_Written request 1_:
Can you lay out the rows below as a numbered list, starting with the line that contains "bmi-formula: BIM=体重(kg)/身高(m)的平方 [259, 1539, 576, 1565]" and going on through the line that contains "height-label: 身高 [259, 638, 307, 667]", with blank lines left out?

Professor Antony Hopkins, your revised, 2nd edition of An Economic History of West Africa (Routledge, 2019) was published this autumn. Why do you think this book has stood the test of time, and remains a reading list staple for students of African economic history, almost half a century since its initial publication?
It would be pleasing to respond by referring to the genius of the author. The truth, unfortunately, is somewhat different. My book appeared in 1973 at a propitious moment, when interest in Africa had suddenly expanded and economic history in general had achieved a rare popularity. So, the luck of good timing favoured its reception. Subsequently, the book has ‘stood the test of time’ partly for the unflattering reason that the subject lost vigour and visibility for about 20 years from the mid-1980s, when no one was willing to invest the considerable effort needed in an area that appeared to have more of a past than a future. If there is a positive explanation for its longevity, it probably lies in the fact that the book had a clear theme and a set of subsidiary arguments running through the text. As my head of department pointed out, in so many words, it was the work of a young man whose limited knowledge (he did not say ‘ignorance’) allowed him to advance confident judgements that an older, wiser scholar would have been reluctant to make.
… it was the work of a young man whose limited knowledge (he did not say ‘ignorance’) allowed him to advance confident judgements that an older, wiser scholar would have been reluctant to make.
In what ways have your own conceptions of EHWA changed since the first edition? What aspects of the book have not stood the test of time? What ideas in it have you since revised?

_Written request 2_:
Answer these from the interview:
(a) In what year did the first edition of An Economic History of West Africa appear?
(b) Which publisher issued the revised 2nd edition?
(c) For about how many years did the subject lose vigor and visibility, starting in the mid-1980s?

_Supplied material_:

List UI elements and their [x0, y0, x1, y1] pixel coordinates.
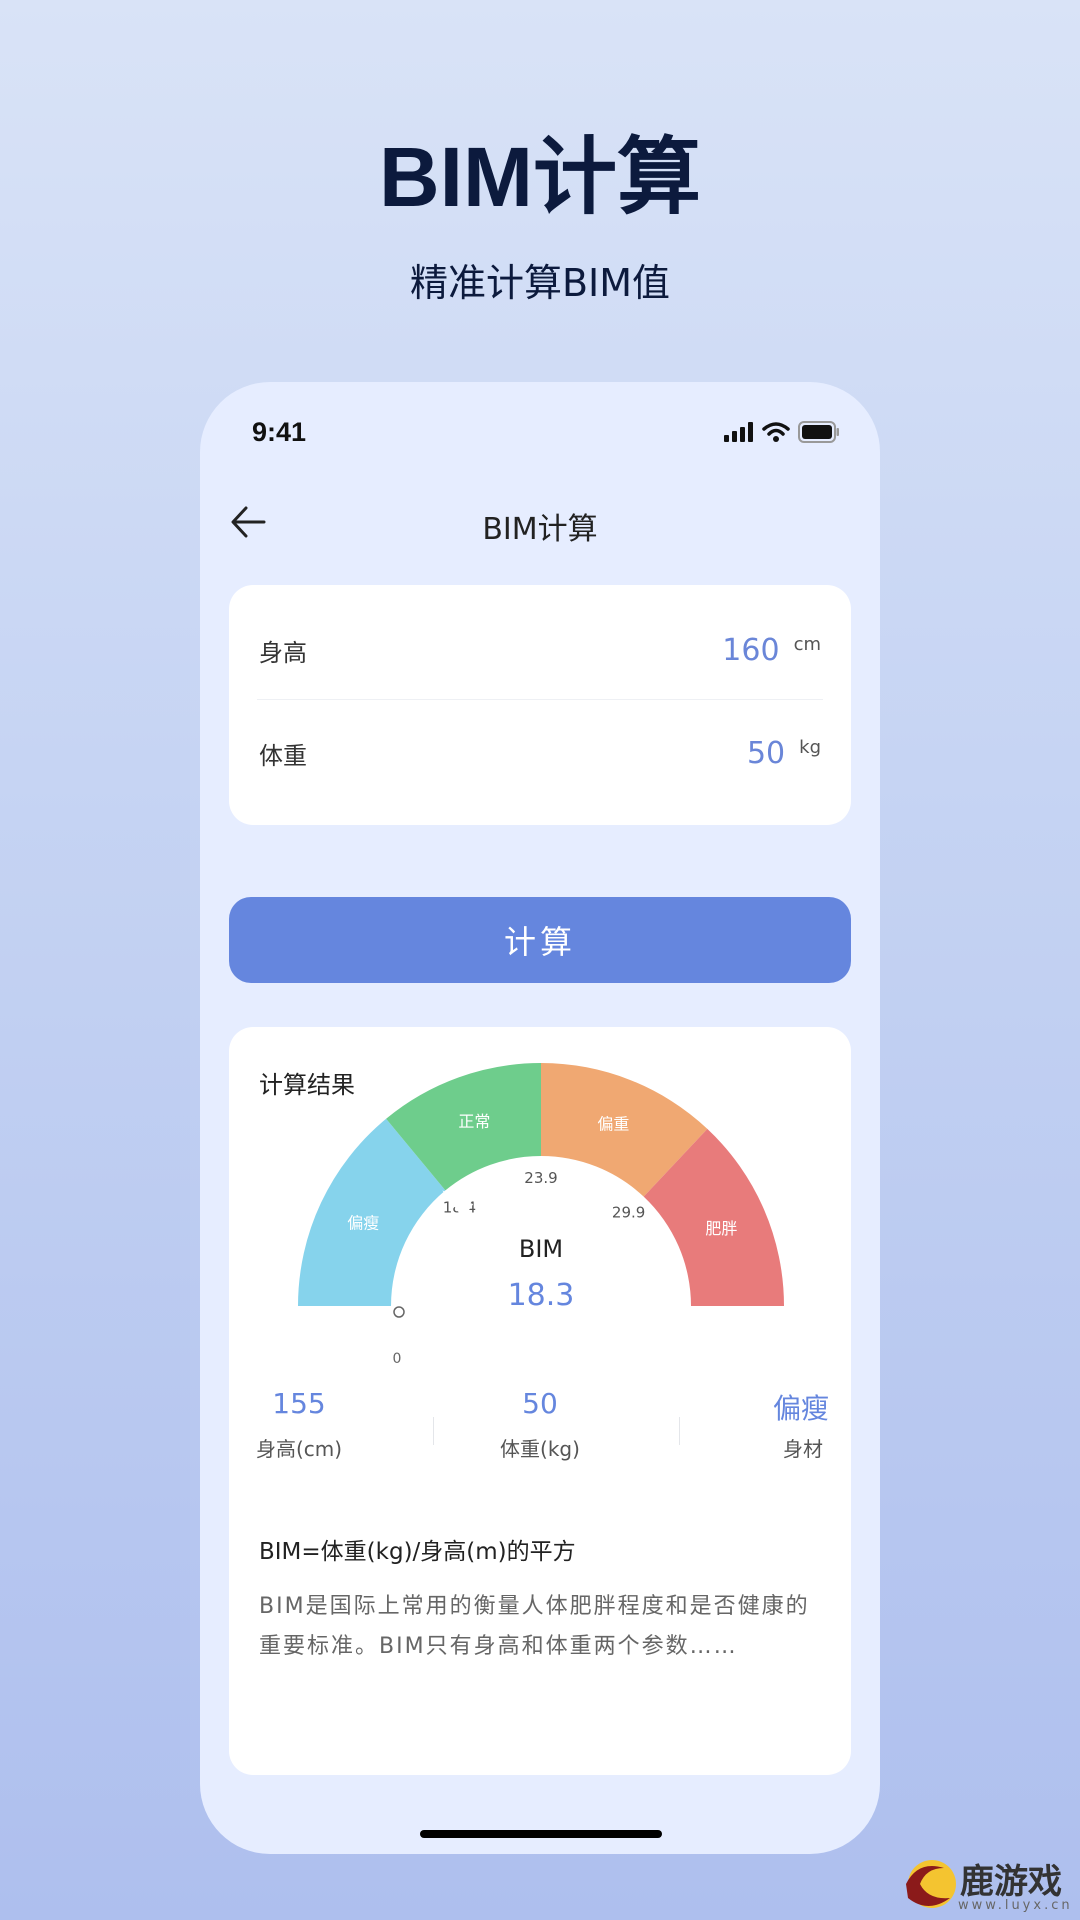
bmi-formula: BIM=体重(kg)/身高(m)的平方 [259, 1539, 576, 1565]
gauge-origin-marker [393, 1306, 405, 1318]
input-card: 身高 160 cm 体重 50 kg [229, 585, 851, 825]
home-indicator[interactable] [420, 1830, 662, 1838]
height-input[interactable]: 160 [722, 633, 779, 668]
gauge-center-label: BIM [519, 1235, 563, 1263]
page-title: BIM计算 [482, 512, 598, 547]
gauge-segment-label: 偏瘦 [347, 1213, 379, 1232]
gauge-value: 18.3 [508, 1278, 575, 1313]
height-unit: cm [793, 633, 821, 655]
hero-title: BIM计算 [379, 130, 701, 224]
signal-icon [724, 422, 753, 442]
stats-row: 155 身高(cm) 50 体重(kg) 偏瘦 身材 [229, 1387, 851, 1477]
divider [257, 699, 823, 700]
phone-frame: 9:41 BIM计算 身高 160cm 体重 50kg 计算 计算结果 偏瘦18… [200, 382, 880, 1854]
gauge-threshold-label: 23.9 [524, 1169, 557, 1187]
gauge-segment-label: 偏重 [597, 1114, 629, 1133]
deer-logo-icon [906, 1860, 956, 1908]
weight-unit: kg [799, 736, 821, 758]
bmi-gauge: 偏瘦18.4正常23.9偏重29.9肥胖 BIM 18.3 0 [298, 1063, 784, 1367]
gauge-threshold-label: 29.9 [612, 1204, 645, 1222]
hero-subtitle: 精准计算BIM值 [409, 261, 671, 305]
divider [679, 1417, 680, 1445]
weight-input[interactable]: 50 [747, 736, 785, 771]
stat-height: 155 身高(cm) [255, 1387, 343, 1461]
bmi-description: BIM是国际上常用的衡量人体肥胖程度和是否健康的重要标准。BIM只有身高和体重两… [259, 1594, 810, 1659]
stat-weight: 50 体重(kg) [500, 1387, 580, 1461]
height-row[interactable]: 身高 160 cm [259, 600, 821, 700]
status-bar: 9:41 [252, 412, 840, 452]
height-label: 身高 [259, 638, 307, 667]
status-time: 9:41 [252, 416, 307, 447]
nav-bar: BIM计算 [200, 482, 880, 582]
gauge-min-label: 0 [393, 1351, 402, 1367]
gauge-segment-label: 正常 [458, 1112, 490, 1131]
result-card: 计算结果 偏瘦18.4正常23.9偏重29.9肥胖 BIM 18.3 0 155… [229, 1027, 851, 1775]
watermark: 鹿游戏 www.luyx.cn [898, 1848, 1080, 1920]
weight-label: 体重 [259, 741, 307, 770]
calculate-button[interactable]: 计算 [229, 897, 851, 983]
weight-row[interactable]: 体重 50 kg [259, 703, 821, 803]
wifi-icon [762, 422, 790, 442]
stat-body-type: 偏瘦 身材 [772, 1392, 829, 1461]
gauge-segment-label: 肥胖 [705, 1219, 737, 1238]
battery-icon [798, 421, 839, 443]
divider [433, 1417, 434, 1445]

_Result 1_:
1. bmi-formula: BIM=体重(kg)/身高(m)的平方 [259, 1539, 576, 1565]
2. gauge-origin-marker [393, 1306, 405, 1318]
3. input-card: 身高 160 cm 体重 50 kg [229, 585, 851, 825]
4. home-indicator[interactable] [420, 1830, 662, 1838]
5. height-input[interactable]: 160 [722, 633, 779, 668]
6. gauge-center-label: BIM [519, 1235, 563, 1263]
7. page-title: BIM计算 [482, 512, 598, 547]
8. gauge-segment-label: 偏瘦 [347, 1213, 379, 1232]
9. gauge-value: 18.3 [508, 1278, 575, 1313]
10. height-unit: cm [793, 633, 821, 655]
11. hero-title: BIM计算 [379, 130, 701, 224]
12. signal-icon [724, 422, 753, 442]
13. stats-row: 155 身高(cm) 50 体重(kg) 偏瘦 身材 [229, 1387, 851, 1477]
14. divider [257, 699, 823, 700]
15. phone-frame: 9:41 BIM计算 身高 160cm 体重 50kg 计算 计算结果 偏瘦18… [200, 382, 880, 1854]
16. gauge-threshold-label: 23.9 [524, 1169, 557, 1187]
17. gauge-segment-label: 偏重 [597, 1114, 629, 1133]
18. deer-logo-icon [906, 1860, 956, 1908]
19. weight-unit: kg [799, 736, 821, 758]
20. bmi-gauge: 偏瘦18.4正常23.9偏重29.9肥胖 BIM 18.3 0 [298, 1063, 784, 1367]
21. gauge-threshold-label: 29.9 [612, 1204, 645, 1222]
22. hero-subtitle: 精准计算BIM值 [409, 261, 671, 305]
23. divider [679, 1417, 680, 1445]
24. weight-input[interactable]: 50 [747, 736, 785, 771]
25. stat-height: 155 身高(cm) [255, 1387, 343, 1461]
26. bmi-description: BIM是国际上常用的衡量人体肥胖程度和是否健康的重要标准。BIM只有身高和体重两… [259, 1594, 810, 1659]
27. stat-weight: 50 体重(kg) [500, 1387, 580, 1461]
28. height-row[interactable]: 身高 160 cm [259, 600, 821, 700]
29. status-bar: 9:41 [252, 412, 840, 452]
30. height-label: 身高 [259, 638, 307, 667]

_Result 2_:
(a) 1973
(b) Routledge
(c) About 20 years